## Given records
-- start --

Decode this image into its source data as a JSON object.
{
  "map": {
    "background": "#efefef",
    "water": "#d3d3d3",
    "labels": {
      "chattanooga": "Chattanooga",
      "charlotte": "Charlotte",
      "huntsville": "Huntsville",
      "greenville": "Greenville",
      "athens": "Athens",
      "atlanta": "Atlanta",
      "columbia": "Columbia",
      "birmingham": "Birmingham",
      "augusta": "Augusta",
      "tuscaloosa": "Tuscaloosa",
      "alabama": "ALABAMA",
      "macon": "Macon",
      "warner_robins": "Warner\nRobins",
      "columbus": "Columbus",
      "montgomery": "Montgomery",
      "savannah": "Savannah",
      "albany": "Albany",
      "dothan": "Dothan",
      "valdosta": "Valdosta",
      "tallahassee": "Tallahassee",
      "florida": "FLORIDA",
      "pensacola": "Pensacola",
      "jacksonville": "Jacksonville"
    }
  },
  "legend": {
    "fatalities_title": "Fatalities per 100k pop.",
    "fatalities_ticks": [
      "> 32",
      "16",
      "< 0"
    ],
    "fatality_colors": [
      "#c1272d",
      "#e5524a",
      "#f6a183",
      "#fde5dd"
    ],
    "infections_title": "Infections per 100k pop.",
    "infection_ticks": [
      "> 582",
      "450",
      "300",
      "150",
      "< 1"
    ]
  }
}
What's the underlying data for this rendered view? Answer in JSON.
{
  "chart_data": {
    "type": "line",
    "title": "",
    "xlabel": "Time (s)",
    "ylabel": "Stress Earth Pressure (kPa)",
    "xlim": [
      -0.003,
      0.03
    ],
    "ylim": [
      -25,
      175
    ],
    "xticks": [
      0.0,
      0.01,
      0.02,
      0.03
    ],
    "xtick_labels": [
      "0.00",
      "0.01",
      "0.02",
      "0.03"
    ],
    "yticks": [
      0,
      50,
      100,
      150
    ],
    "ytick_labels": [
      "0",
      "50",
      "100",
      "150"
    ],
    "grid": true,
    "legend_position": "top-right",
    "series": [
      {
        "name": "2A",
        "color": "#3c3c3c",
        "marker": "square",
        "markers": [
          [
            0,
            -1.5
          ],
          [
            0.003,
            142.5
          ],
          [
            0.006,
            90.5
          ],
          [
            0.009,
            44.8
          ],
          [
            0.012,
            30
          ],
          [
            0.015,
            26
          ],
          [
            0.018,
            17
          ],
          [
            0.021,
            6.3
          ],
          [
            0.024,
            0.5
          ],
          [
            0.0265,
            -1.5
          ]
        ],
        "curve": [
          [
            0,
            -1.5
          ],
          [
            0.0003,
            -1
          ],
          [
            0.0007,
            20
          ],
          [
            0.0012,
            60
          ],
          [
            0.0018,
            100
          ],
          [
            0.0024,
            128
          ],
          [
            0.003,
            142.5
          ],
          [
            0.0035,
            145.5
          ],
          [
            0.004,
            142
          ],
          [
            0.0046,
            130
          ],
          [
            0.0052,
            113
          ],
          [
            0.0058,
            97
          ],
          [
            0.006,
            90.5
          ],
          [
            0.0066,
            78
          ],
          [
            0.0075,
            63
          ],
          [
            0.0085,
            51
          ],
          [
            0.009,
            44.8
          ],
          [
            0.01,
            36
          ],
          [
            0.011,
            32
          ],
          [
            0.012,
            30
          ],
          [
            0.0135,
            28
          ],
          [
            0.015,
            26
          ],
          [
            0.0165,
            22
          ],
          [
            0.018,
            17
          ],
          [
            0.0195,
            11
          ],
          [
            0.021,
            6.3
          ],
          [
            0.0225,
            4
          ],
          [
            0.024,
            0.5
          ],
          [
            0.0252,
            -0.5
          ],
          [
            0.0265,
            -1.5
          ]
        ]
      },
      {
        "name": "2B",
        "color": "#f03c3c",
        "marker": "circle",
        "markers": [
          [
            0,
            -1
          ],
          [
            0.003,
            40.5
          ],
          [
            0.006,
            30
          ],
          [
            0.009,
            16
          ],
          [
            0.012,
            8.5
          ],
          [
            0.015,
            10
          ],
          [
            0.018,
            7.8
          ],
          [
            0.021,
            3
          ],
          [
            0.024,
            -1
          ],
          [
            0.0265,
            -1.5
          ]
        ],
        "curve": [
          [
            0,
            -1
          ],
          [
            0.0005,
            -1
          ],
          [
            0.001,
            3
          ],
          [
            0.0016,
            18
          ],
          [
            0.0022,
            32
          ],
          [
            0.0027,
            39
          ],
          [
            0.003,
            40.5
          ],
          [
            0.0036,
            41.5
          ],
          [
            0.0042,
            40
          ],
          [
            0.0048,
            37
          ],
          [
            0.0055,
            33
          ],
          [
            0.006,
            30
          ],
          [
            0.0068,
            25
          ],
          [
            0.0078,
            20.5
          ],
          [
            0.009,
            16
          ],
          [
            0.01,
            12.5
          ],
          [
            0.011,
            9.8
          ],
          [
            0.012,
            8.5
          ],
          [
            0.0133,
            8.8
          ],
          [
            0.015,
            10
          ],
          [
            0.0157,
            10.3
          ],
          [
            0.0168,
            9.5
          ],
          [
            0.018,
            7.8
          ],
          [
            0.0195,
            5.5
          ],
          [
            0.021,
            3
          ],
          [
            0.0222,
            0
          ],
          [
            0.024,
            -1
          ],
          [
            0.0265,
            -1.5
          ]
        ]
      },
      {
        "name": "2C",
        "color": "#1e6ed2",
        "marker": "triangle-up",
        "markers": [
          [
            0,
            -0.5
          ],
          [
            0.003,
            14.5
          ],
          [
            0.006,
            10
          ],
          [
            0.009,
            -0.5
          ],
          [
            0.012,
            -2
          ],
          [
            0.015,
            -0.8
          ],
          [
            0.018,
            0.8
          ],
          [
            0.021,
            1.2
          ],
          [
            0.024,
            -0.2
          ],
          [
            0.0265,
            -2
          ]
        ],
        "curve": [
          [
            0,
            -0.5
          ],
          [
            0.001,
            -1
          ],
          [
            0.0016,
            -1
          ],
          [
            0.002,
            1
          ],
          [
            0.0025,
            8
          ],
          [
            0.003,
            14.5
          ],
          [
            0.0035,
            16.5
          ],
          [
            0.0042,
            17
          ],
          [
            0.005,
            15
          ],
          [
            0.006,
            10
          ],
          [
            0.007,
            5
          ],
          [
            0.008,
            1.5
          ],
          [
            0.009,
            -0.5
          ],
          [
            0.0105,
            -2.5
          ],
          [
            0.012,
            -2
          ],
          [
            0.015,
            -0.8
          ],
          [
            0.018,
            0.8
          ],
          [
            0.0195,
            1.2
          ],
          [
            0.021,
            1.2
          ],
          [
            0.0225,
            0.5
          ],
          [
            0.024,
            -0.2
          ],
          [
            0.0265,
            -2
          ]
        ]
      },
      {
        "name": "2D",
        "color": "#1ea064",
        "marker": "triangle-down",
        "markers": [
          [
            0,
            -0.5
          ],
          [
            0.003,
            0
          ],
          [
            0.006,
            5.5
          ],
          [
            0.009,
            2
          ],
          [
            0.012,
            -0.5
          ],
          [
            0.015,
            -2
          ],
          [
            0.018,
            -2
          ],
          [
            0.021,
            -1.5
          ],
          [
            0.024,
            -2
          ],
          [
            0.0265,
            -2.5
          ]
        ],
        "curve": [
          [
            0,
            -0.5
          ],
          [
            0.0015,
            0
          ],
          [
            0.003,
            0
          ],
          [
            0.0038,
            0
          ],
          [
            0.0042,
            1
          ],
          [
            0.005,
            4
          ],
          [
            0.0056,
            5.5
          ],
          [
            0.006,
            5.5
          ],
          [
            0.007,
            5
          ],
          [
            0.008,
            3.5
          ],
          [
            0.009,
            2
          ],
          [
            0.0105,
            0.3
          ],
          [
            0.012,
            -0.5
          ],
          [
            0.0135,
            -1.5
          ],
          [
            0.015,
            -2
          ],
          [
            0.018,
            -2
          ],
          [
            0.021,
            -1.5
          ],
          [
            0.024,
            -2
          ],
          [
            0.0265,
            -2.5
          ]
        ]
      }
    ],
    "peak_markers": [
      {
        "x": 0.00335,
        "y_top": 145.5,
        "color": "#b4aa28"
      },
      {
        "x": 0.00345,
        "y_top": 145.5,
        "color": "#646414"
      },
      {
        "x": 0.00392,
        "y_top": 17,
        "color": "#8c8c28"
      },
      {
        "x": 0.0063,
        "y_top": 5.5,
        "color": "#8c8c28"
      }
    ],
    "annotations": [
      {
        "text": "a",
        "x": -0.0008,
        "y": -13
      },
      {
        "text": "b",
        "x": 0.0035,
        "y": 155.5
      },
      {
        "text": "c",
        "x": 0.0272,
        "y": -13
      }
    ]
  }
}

-- end --

Using the listing, collect all lines in which the string "this" is found.

Decode this image into its source data as a JSON object.
What's the underlying data for this rendered view? Answer in JSON.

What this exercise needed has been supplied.